Brief: Set out every line bearing the string "panel".

Figure collection entries:

____________________

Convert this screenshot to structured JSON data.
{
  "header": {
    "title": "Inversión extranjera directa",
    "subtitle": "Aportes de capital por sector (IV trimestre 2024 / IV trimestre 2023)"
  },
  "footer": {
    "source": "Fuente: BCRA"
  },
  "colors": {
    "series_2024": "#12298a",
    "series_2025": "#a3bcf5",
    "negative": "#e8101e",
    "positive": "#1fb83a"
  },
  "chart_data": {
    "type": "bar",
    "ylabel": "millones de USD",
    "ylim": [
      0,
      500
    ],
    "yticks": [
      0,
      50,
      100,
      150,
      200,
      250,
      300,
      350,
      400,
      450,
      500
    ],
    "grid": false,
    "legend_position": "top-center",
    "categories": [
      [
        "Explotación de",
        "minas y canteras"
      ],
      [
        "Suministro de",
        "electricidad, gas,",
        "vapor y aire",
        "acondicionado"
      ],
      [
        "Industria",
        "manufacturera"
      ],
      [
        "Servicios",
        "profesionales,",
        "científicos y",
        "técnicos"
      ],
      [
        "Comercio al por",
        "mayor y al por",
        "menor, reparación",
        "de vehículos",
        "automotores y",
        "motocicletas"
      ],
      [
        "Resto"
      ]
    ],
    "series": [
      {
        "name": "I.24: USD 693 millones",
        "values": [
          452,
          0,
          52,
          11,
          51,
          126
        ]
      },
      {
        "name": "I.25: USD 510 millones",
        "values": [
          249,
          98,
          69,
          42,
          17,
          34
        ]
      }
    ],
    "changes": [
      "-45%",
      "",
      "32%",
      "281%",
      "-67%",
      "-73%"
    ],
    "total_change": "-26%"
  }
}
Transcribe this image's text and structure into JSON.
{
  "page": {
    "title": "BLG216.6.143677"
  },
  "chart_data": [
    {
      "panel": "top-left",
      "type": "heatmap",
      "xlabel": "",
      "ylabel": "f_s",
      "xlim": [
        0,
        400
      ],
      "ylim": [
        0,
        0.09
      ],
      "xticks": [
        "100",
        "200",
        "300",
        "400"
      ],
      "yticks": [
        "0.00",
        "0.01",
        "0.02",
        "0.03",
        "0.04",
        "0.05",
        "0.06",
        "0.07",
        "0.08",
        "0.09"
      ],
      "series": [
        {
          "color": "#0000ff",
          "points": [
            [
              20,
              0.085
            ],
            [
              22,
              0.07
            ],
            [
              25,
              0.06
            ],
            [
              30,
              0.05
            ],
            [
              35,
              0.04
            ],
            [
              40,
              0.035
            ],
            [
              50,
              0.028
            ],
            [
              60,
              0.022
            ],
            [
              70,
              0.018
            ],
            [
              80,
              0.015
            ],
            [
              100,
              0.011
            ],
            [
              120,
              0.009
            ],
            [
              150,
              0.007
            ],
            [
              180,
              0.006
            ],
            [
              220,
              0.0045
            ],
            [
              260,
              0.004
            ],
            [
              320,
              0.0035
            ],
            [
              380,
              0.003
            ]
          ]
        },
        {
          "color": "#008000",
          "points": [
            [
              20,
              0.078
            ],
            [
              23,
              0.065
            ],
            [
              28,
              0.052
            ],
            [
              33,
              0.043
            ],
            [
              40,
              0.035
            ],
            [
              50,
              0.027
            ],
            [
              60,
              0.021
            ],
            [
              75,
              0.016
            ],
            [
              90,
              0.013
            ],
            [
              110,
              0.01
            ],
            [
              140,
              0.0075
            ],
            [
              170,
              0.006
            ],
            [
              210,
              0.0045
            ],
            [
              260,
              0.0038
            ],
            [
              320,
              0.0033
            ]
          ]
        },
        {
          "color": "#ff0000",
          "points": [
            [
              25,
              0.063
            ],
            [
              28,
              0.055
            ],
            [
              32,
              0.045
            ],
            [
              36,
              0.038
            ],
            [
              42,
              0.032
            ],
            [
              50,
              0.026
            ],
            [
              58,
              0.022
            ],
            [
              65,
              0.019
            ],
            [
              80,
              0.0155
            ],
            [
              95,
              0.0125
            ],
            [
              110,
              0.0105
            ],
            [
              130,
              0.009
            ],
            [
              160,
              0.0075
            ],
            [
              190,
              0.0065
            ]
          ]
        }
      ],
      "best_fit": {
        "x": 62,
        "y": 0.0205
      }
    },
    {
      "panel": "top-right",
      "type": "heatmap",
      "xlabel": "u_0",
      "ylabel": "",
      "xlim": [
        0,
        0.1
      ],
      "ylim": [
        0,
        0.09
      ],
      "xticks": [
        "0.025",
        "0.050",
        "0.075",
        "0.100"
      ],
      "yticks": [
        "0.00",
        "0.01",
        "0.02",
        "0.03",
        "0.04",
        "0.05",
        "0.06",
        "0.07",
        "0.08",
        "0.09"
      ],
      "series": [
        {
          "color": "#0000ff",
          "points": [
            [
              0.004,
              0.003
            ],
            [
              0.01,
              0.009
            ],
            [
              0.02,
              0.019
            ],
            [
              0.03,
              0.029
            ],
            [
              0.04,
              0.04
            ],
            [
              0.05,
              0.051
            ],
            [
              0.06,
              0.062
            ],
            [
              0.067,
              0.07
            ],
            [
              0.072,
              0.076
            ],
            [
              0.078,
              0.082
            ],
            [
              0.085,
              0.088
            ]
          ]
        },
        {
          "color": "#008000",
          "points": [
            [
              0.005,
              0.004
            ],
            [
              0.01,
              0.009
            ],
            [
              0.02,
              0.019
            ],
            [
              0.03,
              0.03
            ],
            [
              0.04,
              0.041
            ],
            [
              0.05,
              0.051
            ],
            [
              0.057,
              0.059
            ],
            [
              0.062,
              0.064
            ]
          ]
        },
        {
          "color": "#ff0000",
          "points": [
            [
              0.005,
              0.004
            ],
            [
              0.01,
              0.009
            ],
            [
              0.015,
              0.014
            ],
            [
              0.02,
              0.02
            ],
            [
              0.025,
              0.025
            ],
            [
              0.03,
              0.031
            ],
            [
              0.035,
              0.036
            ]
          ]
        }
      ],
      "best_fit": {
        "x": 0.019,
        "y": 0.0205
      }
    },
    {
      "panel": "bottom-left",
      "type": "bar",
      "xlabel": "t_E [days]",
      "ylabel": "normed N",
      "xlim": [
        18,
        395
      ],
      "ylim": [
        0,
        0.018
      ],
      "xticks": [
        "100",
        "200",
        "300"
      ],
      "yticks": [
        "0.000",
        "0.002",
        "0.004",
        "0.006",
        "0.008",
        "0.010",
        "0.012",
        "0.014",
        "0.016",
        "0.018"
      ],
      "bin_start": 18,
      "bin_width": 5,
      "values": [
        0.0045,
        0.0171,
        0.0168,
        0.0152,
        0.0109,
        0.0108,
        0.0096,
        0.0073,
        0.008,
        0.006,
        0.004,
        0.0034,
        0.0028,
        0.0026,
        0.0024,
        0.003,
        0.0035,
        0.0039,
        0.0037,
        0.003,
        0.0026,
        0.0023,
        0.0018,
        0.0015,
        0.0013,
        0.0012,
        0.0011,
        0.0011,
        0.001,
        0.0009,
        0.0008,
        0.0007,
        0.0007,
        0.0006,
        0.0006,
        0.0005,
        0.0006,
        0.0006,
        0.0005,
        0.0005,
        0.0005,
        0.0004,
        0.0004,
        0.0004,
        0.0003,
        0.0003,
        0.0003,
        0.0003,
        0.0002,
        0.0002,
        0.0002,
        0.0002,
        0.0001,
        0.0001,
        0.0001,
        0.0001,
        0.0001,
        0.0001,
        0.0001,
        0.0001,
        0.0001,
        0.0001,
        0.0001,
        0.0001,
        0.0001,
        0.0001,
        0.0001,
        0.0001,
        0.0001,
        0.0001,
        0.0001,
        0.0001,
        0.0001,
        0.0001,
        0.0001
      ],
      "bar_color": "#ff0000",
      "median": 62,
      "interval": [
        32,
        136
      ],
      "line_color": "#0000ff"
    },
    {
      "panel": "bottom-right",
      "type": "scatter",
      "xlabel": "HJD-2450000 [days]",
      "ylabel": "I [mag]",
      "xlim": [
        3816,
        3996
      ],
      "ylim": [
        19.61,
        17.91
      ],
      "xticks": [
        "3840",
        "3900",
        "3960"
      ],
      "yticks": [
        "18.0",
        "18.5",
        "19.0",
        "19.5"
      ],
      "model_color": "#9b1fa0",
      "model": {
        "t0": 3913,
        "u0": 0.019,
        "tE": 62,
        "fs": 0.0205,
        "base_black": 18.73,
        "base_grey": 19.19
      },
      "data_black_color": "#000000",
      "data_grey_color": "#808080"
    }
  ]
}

____________________

Answer for this exercise:
      "panel": "top-left",
      "panel": "top-right",
      "panel": "bottom-left",
      "panel": "bottom-right",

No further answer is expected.